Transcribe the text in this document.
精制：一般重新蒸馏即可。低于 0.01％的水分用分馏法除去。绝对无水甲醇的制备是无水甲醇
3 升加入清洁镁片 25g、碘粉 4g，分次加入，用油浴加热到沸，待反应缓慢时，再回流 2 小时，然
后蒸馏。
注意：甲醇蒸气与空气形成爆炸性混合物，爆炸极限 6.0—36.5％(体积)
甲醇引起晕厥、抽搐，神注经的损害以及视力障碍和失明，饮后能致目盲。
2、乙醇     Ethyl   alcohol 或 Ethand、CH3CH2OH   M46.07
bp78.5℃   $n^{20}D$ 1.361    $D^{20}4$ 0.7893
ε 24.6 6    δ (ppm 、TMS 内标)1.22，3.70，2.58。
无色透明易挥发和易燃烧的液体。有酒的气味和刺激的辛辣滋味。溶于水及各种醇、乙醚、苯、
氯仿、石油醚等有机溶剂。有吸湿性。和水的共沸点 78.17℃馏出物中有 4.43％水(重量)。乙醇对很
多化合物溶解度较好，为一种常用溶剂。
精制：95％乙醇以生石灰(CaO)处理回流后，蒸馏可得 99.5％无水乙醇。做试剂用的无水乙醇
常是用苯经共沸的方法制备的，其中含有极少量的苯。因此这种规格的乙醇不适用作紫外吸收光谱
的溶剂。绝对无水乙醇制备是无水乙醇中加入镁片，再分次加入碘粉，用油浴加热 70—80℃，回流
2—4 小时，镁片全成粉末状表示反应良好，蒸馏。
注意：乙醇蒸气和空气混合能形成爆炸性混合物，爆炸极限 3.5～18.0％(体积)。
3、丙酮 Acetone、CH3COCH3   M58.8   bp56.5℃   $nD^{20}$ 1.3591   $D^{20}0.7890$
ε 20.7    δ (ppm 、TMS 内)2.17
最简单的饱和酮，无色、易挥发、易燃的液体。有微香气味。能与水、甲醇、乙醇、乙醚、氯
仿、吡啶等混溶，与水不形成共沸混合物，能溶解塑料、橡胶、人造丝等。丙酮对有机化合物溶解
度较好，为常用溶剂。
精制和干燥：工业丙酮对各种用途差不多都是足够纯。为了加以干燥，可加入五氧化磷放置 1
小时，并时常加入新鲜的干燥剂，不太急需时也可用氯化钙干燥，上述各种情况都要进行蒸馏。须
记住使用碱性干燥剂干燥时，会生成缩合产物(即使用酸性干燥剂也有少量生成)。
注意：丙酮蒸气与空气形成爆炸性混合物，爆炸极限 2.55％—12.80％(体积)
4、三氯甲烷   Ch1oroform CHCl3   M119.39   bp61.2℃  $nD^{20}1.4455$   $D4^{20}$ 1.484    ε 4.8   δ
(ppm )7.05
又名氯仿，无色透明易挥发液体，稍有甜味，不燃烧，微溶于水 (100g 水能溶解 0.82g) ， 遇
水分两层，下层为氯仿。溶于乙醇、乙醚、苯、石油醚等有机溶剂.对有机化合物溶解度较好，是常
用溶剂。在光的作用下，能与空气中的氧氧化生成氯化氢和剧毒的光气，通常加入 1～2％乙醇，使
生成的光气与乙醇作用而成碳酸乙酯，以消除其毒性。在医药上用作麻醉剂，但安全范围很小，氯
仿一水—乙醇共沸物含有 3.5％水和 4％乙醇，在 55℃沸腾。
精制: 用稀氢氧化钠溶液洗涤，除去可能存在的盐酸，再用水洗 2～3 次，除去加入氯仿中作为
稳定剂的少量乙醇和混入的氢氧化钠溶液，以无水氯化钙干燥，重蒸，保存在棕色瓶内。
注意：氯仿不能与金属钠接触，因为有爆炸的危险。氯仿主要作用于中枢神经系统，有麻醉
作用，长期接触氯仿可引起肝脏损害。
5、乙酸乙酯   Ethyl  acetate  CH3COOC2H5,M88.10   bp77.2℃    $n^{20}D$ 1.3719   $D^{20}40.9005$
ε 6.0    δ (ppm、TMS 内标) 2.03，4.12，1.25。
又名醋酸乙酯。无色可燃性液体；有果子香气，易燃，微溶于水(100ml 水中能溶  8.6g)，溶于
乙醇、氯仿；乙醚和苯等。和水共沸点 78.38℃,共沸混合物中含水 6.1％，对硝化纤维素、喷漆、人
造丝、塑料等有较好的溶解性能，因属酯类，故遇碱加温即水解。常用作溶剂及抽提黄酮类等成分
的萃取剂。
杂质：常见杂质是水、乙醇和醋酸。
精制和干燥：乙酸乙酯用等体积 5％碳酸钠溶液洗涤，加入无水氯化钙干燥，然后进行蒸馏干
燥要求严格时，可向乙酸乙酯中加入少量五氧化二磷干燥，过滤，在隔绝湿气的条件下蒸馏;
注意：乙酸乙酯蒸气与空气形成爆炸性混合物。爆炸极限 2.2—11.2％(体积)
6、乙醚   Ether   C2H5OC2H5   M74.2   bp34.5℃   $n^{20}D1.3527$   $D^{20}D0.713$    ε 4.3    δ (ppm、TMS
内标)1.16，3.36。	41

#### [What is asked]
Consider the entries above and return each line with the string "爆炸极限".

#### [Answer in full]
注意：甲醇蒸气与空气形成爆炸性混合物，爆炸极限 6.0—36.5％(体积)
注意：乙醇蒸气和空气混合能形成爆炸性混合物，爆炸极限 3.5～18.0％(体积)。
注意：丙酮蒸气与空气形成爆炸性混合物，爆炸极限 2.55％—12.80％(体积)
注意：乙酸乙酯蒸气与空气形成爆炸性混合物。爆炸极限 2.2—11.2％(体积)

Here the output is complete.